*** Data extract
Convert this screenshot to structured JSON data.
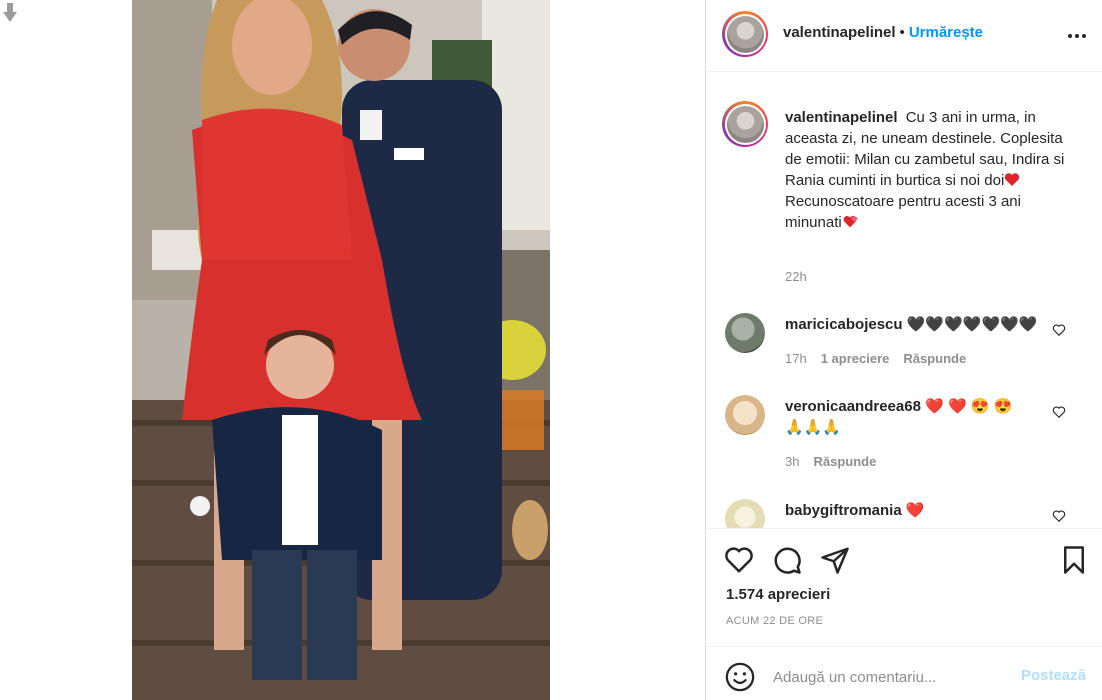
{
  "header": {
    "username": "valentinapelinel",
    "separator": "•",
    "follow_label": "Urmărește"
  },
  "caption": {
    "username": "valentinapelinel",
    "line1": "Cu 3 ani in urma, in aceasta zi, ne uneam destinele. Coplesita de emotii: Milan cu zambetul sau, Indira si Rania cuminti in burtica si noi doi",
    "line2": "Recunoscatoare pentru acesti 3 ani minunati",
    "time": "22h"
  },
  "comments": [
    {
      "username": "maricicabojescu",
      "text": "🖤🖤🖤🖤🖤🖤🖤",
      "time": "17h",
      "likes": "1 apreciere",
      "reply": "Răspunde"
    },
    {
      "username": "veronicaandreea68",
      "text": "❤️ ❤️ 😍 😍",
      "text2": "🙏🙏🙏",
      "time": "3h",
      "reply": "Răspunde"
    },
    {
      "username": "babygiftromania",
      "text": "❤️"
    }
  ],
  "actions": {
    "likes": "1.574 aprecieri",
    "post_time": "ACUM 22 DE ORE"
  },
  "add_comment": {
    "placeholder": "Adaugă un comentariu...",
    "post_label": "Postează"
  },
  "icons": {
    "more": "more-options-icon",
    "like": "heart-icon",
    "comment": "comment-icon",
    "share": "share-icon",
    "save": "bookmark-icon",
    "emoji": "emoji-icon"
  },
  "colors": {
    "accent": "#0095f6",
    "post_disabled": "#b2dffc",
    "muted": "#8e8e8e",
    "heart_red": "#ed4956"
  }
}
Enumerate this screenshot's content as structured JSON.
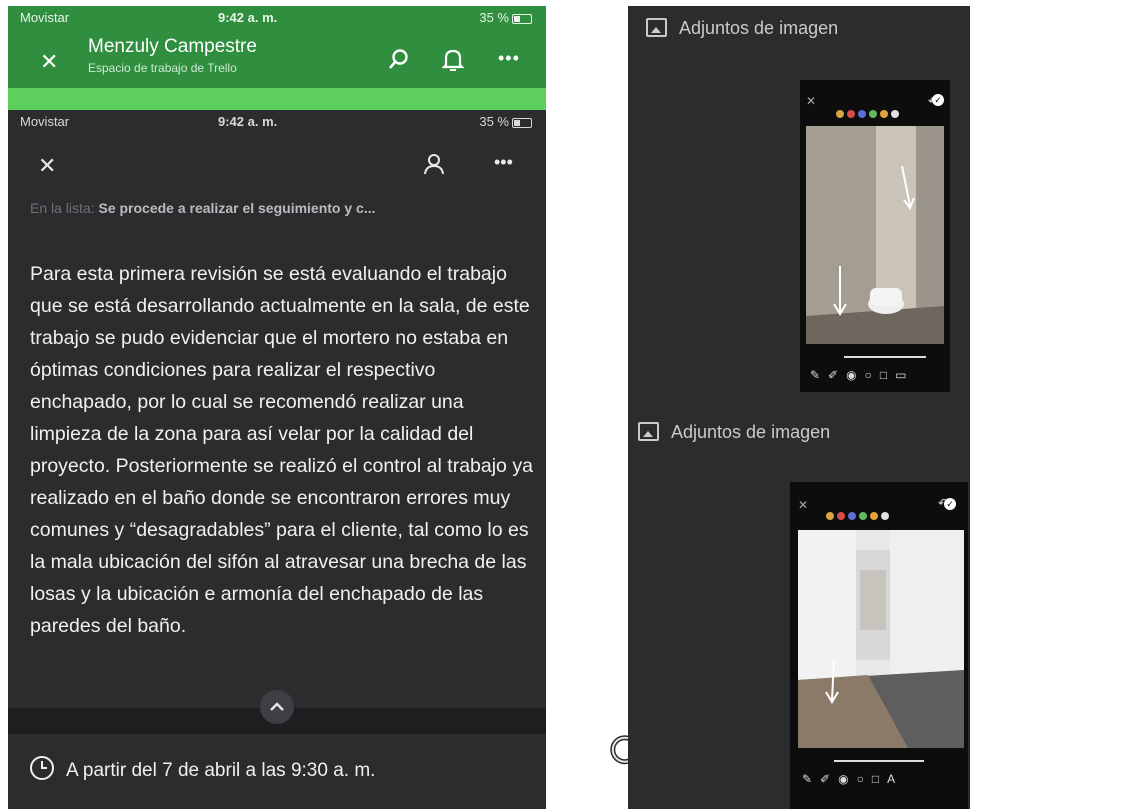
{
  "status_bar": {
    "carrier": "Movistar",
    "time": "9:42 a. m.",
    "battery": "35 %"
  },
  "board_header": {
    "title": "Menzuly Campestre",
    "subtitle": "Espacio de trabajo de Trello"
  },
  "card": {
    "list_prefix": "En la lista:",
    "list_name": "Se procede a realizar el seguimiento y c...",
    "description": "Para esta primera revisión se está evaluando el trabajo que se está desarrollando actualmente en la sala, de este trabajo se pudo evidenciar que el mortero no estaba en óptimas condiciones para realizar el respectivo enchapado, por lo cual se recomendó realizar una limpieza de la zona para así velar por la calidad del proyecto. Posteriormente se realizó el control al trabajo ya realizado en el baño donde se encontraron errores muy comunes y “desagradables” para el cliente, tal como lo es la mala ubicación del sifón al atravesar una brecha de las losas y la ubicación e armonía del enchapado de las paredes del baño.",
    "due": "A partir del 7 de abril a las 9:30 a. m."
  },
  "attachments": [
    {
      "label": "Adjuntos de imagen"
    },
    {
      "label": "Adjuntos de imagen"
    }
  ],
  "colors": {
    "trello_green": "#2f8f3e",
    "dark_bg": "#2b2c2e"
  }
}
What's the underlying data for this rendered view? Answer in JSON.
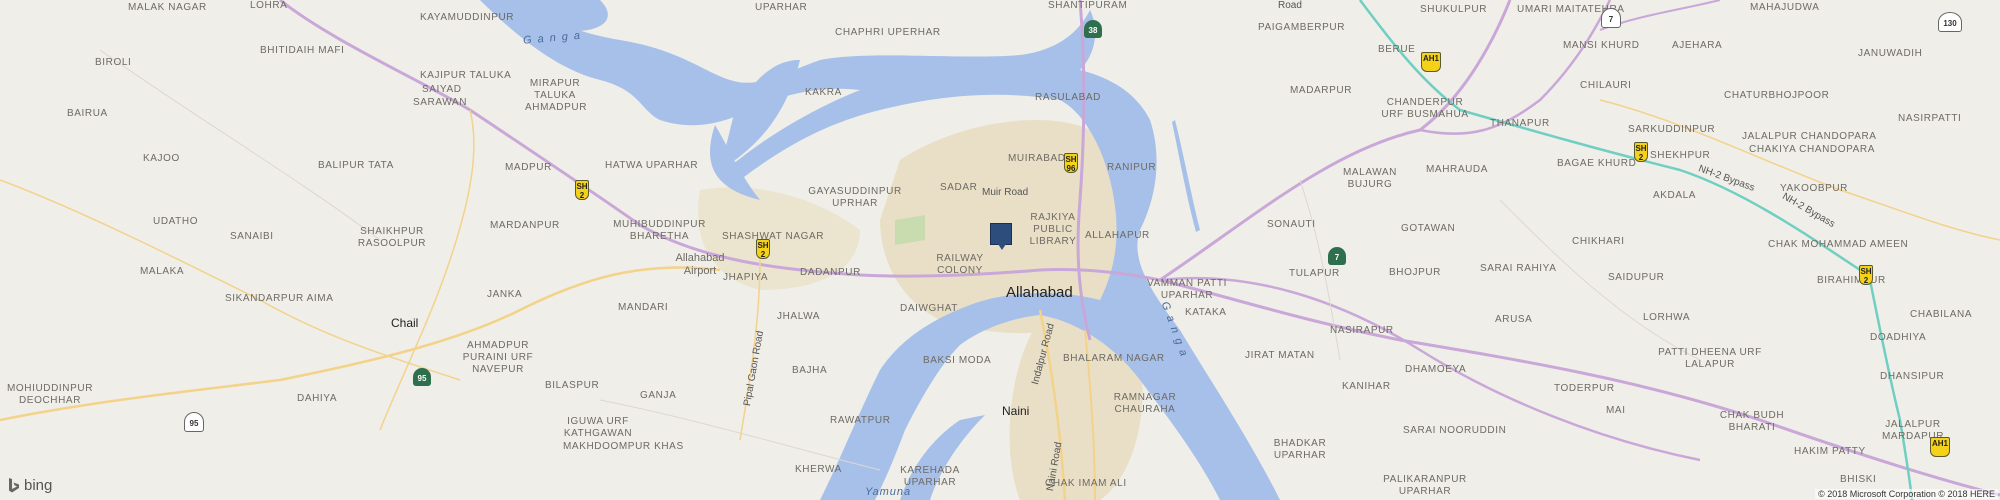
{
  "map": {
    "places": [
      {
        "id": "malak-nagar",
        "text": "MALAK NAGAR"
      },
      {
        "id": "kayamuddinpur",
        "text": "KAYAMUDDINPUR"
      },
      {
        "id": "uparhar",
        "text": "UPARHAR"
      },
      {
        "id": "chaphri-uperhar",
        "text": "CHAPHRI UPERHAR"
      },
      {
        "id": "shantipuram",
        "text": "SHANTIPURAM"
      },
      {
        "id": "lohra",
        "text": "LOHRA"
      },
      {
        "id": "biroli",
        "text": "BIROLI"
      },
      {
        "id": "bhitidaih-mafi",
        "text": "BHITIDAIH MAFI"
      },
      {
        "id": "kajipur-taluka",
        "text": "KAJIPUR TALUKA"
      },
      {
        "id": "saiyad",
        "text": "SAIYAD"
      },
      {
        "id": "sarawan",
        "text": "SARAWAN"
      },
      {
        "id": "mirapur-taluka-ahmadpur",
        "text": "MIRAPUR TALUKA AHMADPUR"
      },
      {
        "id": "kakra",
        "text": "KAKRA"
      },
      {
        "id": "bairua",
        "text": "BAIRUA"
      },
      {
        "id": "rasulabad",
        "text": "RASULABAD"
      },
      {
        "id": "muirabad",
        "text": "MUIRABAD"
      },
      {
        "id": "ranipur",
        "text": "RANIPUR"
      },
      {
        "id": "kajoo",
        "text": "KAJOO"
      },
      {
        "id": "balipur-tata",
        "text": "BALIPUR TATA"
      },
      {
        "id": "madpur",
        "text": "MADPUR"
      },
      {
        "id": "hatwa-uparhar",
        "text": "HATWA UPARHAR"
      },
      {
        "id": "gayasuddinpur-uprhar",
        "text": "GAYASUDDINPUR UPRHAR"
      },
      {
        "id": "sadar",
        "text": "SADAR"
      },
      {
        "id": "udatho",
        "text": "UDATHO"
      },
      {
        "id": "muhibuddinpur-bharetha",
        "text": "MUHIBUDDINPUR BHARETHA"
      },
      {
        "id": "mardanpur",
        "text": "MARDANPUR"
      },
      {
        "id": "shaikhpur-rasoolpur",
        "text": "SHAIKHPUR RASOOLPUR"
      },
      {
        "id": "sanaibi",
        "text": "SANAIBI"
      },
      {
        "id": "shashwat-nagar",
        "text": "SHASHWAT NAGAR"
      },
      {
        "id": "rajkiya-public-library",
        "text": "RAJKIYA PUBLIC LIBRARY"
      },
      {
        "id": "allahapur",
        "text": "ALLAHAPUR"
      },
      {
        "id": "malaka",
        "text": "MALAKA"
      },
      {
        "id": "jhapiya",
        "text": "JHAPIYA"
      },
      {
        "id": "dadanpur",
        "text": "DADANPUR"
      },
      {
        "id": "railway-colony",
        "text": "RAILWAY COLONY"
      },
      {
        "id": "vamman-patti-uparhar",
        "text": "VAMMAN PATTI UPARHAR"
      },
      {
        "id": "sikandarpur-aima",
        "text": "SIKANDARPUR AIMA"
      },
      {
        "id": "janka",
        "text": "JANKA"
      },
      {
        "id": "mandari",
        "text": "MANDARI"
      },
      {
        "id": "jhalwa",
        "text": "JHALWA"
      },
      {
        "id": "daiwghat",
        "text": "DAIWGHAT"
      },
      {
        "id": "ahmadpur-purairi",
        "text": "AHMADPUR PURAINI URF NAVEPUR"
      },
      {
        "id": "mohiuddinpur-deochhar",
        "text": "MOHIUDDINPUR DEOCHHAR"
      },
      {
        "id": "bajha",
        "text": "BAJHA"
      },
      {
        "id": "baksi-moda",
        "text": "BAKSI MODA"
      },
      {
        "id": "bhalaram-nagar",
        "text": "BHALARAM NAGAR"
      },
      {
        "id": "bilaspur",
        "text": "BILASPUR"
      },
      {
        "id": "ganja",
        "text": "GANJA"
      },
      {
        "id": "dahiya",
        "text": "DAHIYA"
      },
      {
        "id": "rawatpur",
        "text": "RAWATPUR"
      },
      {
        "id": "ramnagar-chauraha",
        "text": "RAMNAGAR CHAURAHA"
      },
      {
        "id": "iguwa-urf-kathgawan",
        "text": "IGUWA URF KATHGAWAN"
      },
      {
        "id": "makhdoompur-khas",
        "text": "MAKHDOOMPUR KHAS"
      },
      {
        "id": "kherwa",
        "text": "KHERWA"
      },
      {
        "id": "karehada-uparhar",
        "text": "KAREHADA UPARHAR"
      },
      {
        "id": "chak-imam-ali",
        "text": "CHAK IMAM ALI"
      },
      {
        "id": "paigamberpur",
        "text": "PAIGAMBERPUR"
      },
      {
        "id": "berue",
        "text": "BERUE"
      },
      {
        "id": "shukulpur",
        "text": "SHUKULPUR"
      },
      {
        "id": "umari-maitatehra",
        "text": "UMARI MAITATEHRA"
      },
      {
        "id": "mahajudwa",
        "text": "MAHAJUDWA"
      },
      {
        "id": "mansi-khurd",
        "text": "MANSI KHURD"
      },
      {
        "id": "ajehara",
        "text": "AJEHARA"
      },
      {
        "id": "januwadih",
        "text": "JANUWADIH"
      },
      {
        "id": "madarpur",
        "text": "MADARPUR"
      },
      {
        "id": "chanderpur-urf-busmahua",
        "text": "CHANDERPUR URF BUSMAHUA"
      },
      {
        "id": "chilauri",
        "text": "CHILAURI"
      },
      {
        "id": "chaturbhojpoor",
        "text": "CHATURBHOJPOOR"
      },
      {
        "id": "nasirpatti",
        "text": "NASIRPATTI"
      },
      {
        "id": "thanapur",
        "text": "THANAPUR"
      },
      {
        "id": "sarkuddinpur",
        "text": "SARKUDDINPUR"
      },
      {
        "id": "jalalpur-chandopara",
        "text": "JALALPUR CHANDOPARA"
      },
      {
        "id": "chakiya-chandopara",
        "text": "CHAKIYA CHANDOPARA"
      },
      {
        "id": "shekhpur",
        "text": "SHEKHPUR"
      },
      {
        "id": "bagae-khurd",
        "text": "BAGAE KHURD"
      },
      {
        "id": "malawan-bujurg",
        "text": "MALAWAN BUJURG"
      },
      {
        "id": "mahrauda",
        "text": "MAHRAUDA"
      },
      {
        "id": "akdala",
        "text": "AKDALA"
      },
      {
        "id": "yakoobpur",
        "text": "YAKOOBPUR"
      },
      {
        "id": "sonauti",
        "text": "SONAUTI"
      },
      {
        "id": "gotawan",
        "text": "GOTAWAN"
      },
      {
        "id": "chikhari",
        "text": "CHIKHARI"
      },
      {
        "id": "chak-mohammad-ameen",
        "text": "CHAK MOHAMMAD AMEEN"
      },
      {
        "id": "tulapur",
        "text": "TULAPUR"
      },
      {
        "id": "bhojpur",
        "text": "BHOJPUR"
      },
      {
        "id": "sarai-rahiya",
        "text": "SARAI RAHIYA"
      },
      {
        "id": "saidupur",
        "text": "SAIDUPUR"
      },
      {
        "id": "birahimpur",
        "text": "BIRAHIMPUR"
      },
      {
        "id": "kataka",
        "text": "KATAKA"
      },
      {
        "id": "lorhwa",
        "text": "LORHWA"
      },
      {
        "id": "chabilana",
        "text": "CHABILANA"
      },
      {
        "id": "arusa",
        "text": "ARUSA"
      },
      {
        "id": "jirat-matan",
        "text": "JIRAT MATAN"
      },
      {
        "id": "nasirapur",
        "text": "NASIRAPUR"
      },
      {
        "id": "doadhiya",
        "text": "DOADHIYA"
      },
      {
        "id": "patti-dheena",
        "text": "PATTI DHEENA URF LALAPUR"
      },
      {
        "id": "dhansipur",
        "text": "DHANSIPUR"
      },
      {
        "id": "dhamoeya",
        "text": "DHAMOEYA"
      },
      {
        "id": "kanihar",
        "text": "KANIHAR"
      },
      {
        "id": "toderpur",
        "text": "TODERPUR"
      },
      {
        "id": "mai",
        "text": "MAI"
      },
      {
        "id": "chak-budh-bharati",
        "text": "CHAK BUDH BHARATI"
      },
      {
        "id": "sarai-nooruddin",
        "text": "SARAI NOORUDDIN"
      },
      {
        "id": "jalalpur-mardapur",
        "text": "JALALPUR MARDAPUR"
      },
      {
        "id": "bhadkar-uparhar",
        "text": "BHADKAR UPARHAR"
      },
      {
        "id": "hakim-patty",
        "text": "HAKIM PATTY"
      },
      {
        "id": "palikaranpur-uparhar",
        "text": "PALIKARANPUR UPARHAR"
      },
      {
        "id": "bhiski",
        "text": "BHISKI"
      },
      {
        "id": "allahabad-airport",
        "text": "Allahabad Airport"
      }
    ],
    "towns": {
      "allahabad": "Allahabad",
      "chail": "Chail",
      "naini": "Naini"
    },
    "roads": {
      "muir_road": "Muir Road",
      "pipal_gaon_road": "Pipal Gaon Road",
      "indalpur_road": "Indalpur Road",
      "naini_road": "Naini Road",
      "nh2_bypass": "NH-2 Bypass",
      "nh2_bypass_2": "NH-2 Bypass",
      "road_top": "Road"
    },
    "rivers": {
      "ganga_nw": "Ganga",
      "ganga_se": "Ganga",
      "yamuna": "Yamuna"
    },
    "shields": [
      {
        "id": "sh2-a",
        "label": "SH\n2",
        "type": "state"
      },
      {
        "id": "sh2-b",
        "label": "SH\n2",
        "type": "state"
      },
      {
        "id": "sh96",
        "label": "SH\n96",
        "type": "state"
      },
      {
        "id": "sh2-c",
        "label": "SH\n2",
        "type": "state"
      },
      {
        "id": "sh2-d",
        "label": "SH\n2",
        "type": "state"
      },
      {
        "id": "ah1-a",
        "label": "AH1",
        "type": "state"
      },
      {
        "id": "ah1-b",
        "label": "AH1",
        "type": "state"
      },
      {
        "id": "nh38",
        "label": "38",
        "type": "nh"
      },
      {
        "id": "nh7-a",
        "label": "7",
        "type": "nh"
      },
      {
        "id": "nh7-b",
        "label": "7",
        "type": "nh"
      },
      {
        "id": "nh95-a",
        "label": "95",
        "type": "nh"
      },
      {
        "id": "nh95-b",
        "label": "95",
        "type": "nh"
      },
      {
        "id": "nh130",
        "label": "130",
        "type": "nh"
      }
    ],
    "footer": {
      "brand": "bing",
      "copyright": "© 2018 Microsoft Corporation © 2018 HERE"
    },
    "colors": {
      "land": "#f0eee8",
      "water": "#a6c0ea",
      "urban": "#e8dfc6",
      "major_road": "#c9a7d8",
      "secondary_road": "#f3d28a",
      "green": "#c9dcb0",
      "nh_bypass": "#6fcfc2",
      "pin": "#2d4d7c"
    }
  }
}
******
Using the records above, find and show each line with the string "JSON".

**Task answer**
Convert this screenshot to structured JSON data.
Enumerate this screenshot's content as structured JSON.
What's the underlying data for this rendered view? Answer in JSON.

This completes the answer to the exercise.